### Task instructions
Reproduce all the entries exactly.

[START Entries provided]

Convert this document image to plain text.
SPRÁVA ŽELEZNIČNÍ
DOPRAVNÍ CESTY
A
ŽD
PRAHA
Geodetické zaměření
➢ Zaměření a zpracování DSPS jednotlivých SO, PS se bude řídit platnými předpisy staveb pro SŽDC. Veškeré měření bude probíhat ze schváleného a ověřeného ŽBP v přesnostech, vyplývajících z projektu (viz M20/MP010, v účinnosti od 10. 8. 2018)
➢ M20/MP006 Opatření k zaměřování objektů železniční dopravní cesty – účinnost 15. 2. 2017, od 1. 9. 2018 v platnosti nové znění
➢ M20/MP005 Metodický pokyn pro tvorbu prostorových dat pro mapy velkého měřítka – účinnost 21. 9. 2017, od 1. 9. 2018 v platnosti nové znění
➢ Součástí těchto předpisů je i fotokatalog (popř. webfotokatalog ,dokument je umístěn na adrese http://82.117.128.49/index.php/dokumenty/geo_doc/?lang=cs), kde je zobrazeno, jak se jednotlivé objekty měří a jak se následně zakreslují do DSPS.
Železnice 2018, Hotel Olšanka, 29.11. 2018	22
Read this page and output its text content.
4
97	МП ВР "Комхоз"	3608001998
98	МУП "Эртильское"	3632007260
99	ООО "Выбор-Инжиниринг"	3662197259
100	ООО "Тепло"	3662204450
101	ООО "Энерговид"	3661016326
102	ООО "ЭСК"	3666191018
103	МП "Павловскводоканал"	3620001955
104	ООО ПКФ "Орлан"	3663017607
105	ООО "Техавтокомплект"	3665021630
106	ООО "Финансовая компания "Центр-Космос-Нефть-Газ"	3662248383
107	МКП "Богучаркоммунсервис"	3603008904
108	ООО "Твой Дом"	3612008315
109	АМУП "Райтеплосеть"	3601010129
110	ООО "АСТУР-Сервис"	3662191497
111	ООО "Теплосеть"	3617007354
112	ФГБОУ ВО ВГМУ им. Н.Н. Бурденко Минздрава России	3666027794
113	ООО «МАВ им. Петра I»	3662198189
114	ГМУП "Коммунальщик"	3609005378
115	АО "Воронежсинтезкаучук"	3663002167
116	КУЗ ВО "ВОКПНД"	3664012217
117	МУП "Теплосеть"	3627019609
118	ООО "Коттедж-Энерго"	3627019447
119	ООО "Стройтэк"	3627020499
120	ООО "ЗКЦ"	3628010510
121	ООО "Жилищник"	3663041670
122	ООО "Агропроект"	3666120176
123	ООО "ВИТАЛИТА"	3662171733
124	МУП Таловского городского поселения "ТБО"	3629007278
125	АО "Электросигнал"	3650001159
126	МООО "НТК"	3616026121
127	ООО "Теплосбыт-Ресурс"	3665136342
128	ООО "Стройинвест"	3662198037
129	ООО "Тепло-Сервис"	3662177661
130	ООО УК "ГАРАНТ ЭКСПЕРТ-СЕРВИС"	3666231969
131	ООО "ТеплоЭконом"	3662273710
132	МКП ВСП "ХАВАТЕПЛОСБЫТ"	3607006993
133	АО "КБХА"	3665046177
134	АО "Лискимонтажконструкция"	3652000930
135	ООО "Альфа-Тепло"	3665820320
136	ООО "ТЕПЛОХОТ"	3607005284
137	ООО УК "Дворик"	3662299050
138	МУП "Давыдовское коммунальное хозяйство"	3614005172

[END Entries provided]

### Task output
Convert this document image to plain text.
SPRÁVA ŽELEZNIČNÍ
DOPRAVNÍ CESTY
A
ŽD
PRAHA
Geodetické zaměření
➢ Zaměření a zpracování DSPS jednotlivých SO, PS se bude řídit platnými předpisy staveb pro SŽDC. Veškeré měření bude probíhat ze schváleného a ověřeného ŽBP v přesnostech, vyplývajících z projektu (viz M20/MP010, v účinnosti od 10. 8. 2018)
➢ M20/MP006 Opatření k zaměřování objektů železniční dopravní cesty – účinnost 15. 2. 2017, od 1. 9. 2018 v platnosti nové znění
➢ M20/MP005 Metodický pokyn pro tvorbu prostorových dat pro mapy velkého měřítka – účinnost 21. 9. 2017, od 1. 9. 2018 v platnosti nové znění
➢ Součástí těchto předpisů je i fotokatalog (popř. webfotokatalog ,dokument je umístěn na adrese http://82.117.128.49/index.php/dokumenty/geo_doc/?lang=cs), kde je zobrazeno, jak se jednotlivé objekty měří a jak se následně zakreslují do DSPS.
Železnice 2018, Hotel Olšanka, 29.11. 2018	22
Read this page and output its text content.
4
97	МП ВР "Комхоз"	3608001998
98	МУП "Эртильское"	3632007260
99	ООО "Выбор-Инжиниринг"	3662197259
100	ООО "Тепло"	3662204450
101	ООО "Энерговид"	3661016326
102	ООО "ЭСК"	3666191018
103	МП "Павловскводоканал"	3620001955
104	ООО ПКФ "Орлан"	3663017607
105	ООО "Техавтокомплект"	3665021630
106	ООО "Финансовая компания "Центр-Космос-Нефть-Газ"	3662248383
107	МКП "Богучаркоммунсервис"	3603008904
108	ООО "Твой Дом"	3612008315
109	АМУП "Райтеплосеть"	3601010129
110	ООО "АСТУР-Сервис"	3662191497
111	ООО "Теплосеть"	3617007354
112	ФГБОУ ВО ВГМУ им. Н.Н. Бурденко Минздрава России	3666027794
113	ООО «МАВ им. Петра I»	3662198189
114	ГМУП "Коммунальщик"	3609005378
115	АО "Воронежсинтезкаучук"	3663002167
116	КУЗ ВО "ВОКПНД"	3664012217
117	МУП "Теплосеть"	3627019609
118	ООО "Коттедж-Энерго"	3627019447
119	ООО "Стройтэк"	3627020499
120	ООО "ЗКЦ"	3628010510
121	ООО "Жилищник"	3663041670
122	ООО "Агропроект"	3666120176
123	ООО "ВИТАЛИТА"	3662171733
124	МУП Таловского городского поселения "ТБО"	3629007278
125	АО "Электросигнал"	3650001159
126	МООО "НТК"	3616026121
127	ООО "Теплосбыт-Ресурс"	3665136342
128	ООО "Стройинвест"	3662198037
129	ООО "Тепло-Сервис"	3662177661
130	ООО УК "ГАРАНТ ЭКСПЕРТ-СЕРВИС"	3666231969
131	ООО "ТеплоЭконом"	3662273710
132	МКП ВСП "ХАВАТЕПЛОСБЫТ"	3607006993
133	АО "КБХА"	3665046177
134	АО "Лискимонтажконструкция"	3652000930
135	ООО "Альфа-Тепло"	3665820320
136	ООО "ТЕПЛОХОТ"	3607005284
137	ООО УК "Дворик"	3662299050
138	МУП "Давыдовское коммунальное хозяйство"	3614005172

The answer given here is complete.